▶ Recorded data:
========================

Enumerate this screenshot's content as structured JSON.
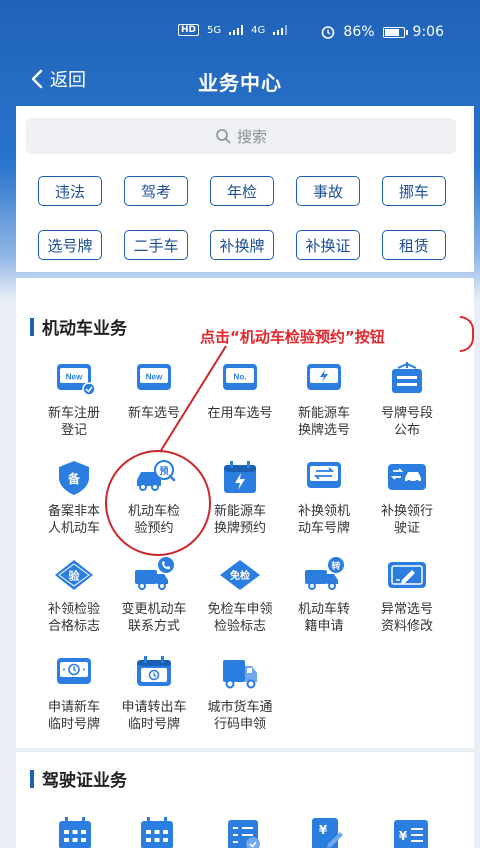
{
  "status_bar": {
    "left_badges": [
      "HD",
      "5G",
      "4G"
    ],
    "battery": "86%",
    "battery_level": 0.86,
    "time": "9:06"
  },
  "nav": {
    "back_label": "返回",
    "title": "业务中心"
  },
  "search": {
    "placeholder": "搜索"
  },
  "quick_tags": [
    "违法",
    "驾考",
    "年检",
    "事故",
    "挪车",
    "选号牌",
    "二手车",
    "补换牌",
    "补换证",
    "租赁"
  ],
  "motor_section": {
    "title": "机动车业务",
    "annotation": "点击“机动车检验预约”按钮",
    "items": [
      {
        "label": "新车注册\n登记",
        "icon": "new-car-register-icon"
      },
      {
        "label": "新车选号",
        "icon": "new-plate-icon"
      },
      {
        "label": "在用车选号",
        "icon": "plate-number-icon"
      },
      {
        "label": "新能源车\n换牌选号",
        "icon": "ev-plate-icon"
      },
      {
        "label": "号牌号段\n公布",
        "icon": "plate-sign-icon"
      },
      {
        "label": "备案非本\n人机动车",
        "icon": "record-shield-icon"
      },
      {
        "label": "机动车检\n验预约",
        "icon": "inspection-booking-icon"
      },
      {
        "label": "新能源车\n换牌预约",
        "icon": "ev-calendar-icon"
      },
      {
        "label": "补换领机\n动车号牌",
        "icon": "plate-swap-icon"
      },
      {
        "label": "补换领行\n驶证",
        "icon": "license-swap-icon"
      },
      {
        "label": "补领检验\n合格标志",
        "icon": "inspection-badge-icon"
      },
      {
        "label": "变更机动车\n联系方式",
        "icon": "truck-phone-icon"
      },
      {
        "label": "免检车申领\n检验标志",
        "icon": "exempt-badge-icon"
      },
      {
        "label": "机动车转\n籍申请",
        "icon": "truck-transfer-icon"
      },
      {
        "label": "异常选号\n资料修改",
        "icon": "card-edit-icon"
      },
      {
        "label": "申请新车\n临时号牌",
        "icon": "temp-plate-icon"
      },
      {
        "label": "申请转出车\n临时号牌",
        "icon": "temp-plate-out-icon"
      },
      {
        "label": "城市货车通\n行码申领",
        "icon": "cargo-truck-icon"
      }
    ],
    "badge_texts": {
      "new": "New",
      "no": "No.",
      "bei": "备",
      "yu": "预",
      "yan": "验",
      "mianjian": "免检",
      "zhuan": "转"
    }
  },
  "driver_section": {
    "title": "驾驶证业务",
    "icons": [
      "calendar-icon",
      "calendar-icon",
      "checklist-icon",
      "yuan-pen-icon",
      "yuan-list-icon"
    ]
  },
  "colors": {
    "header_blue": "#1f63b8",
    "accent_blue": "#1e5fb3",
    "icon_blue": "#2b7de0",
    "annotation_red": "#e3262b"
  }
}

========================

Which lines hold the string "swap"? List them all.

▶ Result:
        "icon": "plate-swap-icon"
        "icon": "license-swap-icon"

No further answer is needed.